____ Records for processing

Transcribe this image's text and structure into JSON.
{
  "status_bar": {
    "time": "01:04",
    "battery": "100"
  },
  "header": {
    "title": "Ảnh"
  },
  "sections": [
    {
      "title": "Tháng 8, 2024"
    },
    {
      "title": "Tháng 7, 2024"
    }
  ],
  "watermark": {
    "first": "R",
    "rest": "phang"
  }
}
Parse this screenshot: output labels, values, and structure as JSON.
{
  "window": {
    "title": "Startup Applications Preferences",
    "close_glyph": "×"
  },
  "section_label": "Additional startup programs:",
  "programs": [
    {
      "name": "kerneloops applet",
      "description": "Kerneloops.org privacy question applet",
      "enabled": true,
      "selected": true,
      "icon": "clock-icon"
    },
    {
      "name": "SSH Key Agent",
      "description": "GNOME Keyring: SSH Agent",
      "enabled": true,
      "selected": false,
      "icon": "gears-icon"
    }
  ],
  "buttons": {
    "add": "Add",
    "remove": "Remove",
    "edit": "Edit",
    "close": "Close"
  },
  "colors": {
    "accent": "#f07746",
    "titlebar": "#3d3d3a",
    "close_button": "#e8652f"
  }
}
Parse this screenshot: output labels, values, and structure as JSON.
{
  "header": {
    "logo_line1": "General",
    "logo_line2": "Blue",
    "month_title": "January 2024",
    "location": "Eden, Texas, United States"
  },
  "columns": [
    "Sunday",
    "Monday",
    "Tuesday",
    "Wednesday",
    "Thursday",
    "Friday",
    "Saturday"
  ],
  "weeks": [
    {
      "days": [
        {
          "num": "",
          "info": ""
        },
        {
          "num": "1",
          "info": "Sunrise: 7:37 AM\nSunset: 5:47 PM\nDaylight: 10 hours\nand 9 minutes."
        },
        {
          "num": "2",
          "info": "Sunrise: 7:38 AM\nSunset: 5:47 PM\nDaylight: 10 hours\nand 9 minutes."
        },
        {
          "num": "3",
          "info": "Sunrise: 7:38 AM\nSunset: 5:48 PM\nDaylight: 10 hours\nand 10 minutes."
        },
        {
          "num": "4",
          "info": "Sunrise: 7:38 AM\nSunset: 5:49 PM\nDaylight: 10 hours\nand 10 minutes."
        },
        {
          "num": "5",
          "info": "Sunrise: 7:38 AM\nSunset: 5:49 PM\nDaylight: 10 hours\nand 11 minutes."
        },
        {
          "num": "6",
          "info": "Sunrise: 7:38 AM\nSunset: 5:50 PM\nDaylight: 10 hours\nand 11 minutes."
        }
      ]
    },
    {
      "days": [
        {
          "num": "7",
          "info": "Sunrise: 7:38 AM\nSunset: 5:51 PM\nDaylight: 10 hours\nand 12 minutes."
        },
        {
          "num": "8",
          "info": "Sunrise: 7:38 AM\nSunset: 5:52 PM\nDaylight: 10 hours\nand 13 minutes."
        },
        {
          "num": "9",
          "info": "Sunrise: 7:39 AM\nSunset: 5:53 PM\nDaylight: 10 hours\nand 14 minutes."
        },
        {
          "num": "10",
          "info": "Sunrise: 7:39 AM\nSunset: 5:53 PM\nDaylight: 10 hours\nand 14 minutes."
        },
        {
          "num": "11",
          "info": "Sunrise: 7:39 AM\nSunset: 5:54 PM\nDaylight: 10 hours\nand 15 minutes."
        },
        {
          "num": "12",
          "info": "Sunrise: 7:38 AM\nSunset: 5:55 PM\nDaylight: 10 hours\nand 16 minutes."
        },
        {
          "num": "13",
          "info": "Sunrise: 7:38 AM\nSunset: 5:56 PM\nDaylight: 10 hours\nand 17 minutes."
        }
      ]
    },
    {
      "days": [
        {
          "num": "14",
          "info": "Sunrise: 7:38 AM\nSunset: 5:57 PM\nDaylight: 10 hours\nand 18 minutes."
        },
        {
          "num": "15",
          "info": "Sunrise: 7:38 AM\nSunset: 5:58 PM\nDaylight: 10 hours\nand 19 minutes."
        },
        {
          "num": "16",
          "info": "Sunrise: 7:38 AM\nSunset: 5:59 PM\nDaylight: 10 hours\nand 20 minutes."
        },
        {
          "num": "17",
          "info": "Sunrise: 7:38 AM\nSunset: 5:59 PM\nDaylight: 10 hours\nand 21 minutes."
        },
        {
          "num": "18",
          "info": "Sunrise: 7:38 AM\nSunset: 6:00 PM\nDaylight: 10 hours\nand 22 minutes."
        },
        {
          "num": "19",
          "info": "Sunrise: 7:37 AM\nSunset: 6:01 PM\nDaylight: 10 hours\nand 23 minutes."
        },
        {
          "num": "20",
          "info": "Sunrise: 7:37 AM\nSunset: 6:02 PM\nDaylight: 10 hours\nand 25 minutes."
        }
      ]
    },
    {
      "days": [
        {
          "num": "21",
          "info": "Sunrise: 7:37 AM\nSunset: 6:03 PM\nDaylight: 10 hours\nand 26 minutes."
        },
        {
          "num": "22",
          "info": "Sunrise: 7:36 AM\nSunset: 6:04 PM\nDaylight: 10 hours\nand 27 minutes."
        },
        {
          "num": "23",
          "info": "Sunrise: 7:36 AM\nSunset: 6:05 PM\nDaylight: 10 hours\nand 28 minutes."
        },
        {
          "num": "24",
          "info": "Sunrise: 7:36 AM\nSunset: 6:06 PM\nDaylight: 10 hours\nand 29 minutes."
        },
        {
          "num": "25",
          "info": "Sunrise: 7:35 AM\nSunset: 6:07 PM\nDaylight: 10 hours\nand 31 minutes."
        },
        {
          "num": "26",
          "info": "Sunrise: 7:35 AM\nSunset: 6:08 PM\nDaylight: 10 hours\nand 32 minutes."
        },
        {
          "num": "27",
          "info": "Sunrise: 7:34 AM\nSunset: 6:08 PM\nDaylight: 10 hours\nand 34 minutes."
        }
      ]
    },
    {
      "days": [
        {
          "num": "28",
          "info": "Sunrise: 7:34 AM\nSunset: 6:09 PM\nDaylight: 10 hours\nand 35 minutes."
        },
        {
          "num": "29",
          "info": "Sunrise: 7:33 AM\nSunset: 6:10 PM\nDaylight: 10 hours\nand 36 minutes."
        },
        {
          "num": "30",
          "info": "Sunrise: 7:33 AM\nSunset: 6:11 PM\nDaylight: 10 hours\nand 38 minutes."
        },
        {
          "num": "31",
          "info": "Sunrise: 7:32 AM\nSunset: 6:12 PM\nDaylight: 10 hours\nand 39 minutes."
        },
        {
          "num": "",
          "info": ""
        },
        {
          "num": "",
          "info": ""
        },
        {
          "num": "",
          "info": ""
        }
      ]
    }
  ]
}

________

Task directions
Without leaving anything out, give the entries again exactly.

Task solution
Transcribe this image's text and structure into JSON.
{
  "status_bar": {
    "time": "01:04",
    "battery": "100"
  },
  "header": {
    "title": "Ảnh"
  },
  "sections": [
    {
      "title": "Tháng 8, 2024"
    },
    {
      "title": "Tháng 7, 2024"
    }
  ],
  "watermark": {
    "first": "R",
    "rest": "phang"
  }
}
Parse this screenshot: output labels, values, and structure as JSON.
{
  "window": {
    "title": "Startup Applications Preferences",
    "close_glyph": "×"
  },
  "section_label": "Additional startup programs:",
  "programs": [
    {
      "name": "kerneloops applet",
      "description": "Kerneloops.org privacy question applet",
      "enabled": true,
      "selected": true,
      "icon": "clock-icon"
    },
    {
      "name": "SSH Key Agent",
      "description": "GNOME Keyring: SSH Agent",
      "enabled": true,
      "selected": false,
      "icon": "gears-icon"
    }
  ],
  "buttons": {
    "add": "Add",
    "remove": "Remove",
    "edit": "Edit",
    "close": "Close"
  },
  "colors": {
    "accent": "#f07746",
    "titlebar": "#3d3d3a",
    "close_button": "#e8652f"
  }
}
Parse this screenshot: output labels, values, and structure as JSON.
{
  "header": {
    "logo_line1": "General",
    "logo_line2": "Blue",
    "month_title": "January 2024",
    "location": "Eden, Texas, United States"
  },
  "columns": [
    "Sunday",
    "Monday",
    "Tuesday",
    "Wednesday",
    "Thursday",
    "Friday",
    "Saturday"
  ],
  "weeks": [
    {
      "days": [
        {
          "num": "",
          "info": ""
        },
        {
          "num": "1",
          "info": "Sunrise: 7:37 AM\nSunset: 5:47 PM\nDaylight: 10 hours\nand 9 minutes."
        },
        {
          "num": "2",
          "info": "Sunrise: 7:38 AM\nSunset: 5:47 PM\nDaylight: 10 hours\nand 9 minutes."
        },
        {
          "num": "3",
          "info": "Sunrise: 7:38 AM\nSunset: 5:48 PM\nDaylight: 10 hours\nand 10 minutes."
        },
        {
          "num": "4",
          "info": "Sunrise: 7:38 AM\nSunset: 5:49 PM\nDaylight: 10 hours\nand 10 minutes."
        },
        {
          "num": "5",
          "info": "Sunrise: 7:38 AM\nSunset: 5:49 PM\nDaylight: 10 hours\nand 11 minutes."
        },
        {
          "num": "6",
          "info": "Sunrise: 7:38 AM\nSunset: 5:50 PM\nDaylight: 10 hours\nand 11 minutes."
        }
      ]
    },
    {
      "days": [
        {
          "num": "7",
          "info": "Sunrise: 7:38 AM\nSunset: 5:51 PM\nDaylight: 10 hours\nand 12 minutes."
        },
        {
          "num": "8",
          "info": "Sunrise: 7:38 AM\nSunset: 5:52 PM\nDaylight: 10 hours\nand 13 minutes."
        },
        {
          "num": "9",
          "info": "Sunrise: 7:39 AM\nSunset: 5:53 PM\nDaylight: 10 hours\nand 14 minutes."
        },
        {
          "num": "10",
          "info": "Sunrise: 7:39 AM\nSunset: 5:53 PM\nDaylight: 10 hours\nand 14 minutes."
        },
        {
          "num": "11",
          "info": "Sunrise: 7:39 AM\nSunset: 5:54 PM\nDaylight: 10 hours\nand 15 minutes."
        },
        {
          "num": "12",
          "info": "Sunrise: 7:38 AM\nSunset: 5:55 PM\nDaylight: 10 hours\nand 16 minutes."
        },
        {
          "num": "13",
          "info": "Sunrise: 7:38 AM\nSunset: 5:56 PM\nDaylight: 10 hours\nand 17 minutes."
        }
      ]
    },
    {
      "days": [
        {
          "num": "14",
          "info": "Sunrise: 7:38 AM\nSunset: 5:57 PM\nDaylight: 10 hours\nand 18 minutes."
        },
        {
          "num": "15",
          "info": "Sunrise: 7:38 AM\nSunset: 5:58 PM\nDaylight: 10 hours\nand 19 minutes."
        },
        {
          "num": "16",
          "info": "Sunrise: 7:38 AM\nSunset: 5:59 PM\nDaylight: 10 hours\nand 20 minutes."
        },
        {
          "num": "17",
          "info": "Sunrise: 7:38 AM\nSunset: 5:59 PM\nDaylight: 10 hours\nand 21 minutes."
        },
        {
          "num": "18",
          "info": "Sunrise: 7:38 AM\nSunset: 6:00 PM\nDaylight: 10 hours\nand 22 minutes."
        },
        {
          "num": "19",
          "info": "Sunrise: 7:37 AM\nSunset: 6:01 PM\nDaylight: 10 hours\nand 23 minutes."
        },
        {
          "num": "20",
          "info": "Sunrise: 7:37 AM\nSunset: 6:02 PM\nDaylight: 10 hours\nand 25 minutes."
        }
      ]
    },
    {
      "days": [
        {
          "num": "21",
          "info": "Sunrise: 7:37 AM\nSunset: 6:03 PM\nDaylight: 10 hours\nand 26 minutes."
        },
        {
          "num": "22",
          "info": "Sunrise: 7:36 AM\nSunset: 6:04 PM\nDaylight: 10 hours\nand 27 minutes."
        },
        {
          "num": "23",
          "info": "Sunrise: 7:36 AM\nSunset: 6:05 PM\nDaylight: 10 hours\nand 28 minutes."
        },
        {
          "num": "24",
          "info": "Sunrise: 7:36 AM\nSunset: 6:06 PM\nDaylight: 10 hours\nand 29 minutes."
        },
        {
          "num": "25",
          "info": "Sunrise: 7:35 AM\nSunset: 6:07 PM\nDaylight: 10 hours\nand 31 minutes."
        },
        {
          "num": "26",
          "info": "Sunrise: 7:35 AM\nSunset: 6:08 PM\nDaylight: 10 hours\nand 32 minutes."
        },
        {
          "num": "27",
          "info": "Sunrise: 7:34 AM\nSunset: 6:08 PM\nDaylight: 10 hours\nand 34 minutes."
        }
      ]
    },
    {
      "days": [
        {
          "num": "28",
          "info": "Sunrise: 7:34 AM\nSunset: 6:09 PM\nDaylight: 10 hours\nand 35 minutes."
        },
        {
          "num": "29",
          "info": "Sunrise: 7:33 AM\nSunset: 6:10 PM\nDaylight: 10 hours\nand 36 minutes."
        },
        {
          "num": "30",
          "info": "Sunrise: 7:33 AM\nSunset: 6:11 PM\nDaylight: 10 hours\nand 38 minutes."
        },
        {
          "num": "31",
          "info": "Sunrise: 7:32 AM\nSunset: 6:12 PM\nDaylight: 10 hours\nand 39 minutes."
        },
        {
          "num": "",
          "info": ""
        },
        {
          "num": "",
          "info": ""
        },
        {
          "num": "",
          "info": ""
        }
      ]
    }
  ]
}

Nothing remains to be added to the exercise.